§ **TASK BRIEF**: Identify each line containing the word "public" and copy it.
* begin *
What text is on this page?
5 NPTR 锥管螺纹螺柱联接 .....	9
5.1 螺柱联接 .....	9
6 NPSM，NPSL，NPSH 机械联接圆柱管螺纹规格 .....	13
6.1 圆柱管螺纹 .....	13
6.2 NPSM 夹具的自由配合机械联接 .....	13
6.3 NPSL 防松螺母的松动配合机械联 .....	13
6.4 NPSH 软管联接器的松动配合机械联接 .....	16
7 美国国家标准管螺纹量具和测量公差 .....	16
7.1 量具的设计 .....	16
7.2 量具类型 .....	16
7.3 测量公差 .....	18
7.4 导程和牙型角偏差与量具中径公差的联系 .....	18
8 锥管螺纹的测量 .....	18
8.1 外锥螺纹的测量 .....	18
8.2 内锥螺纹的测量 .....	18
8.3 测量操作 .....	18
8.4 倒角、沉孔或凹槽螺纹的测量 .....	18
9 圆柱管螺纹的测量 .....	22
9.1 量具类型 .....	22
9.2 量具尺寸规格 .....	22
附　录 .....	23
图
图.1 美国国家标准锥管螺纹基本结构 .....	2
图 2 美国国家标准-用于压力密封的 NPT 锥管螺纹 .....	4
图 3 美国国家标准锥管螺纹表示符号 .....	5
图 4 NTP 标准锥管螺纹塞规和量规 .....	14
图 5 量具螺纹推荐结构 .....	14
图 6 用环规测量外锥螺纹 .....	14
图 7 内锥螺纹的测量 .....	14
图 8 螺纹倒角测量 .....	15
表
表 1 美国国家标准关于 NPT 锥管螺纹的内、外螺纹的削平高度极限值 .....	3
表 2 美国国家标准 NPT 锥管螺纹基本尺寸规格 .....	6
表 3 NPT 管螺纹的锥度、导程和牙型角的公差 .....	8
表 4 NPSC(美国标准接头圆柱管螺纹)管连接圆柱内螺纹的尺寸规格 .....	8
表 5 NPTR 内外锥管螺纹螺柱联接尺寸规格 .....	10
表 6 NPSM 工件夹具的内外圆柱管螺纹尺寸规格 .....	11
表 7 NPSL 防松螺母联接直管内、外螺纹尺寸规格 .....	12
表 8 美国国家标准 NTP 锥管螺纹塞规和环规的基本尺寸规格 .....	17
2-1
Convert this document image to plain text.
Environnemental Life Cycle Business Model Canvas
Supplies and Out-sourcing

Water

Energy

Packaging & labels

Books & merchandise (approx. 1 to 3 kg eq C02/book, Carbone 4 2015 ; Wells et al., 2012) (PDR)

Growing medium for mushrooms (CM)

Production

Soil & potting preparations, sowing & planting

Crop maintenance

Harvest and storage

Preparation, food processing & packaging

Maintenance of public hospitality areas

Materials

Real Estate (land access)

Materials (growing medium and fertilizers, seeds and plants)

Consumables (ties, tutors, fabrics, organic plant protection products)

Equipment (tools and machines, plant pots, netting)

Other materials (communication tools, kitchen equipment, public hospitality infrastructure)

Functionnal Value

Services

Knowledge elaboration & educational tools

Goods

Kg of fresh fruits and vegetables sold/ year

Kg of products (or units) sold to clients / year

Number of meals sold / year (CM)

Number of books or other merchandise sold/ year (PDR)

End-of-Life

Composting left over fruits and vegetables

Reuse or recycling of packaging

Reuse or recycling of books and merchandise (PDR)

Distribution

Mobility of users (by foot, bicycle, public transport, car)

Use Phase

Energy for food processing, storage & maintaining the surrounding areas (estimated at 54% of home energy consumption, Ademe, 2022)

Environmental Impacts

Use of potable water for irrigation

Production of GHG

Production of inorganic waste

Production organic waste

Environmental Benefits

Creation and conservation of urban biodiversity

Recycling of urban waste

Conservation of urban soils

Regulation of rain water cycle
* end *
§ **WRITTEN SOLUTION**:
Maintenance of public hospitality areas
Other materials (communication tools, kitchen equipment, public hospitality infrastructure)
Mobility of users (by foot, bicycle, public transport, car)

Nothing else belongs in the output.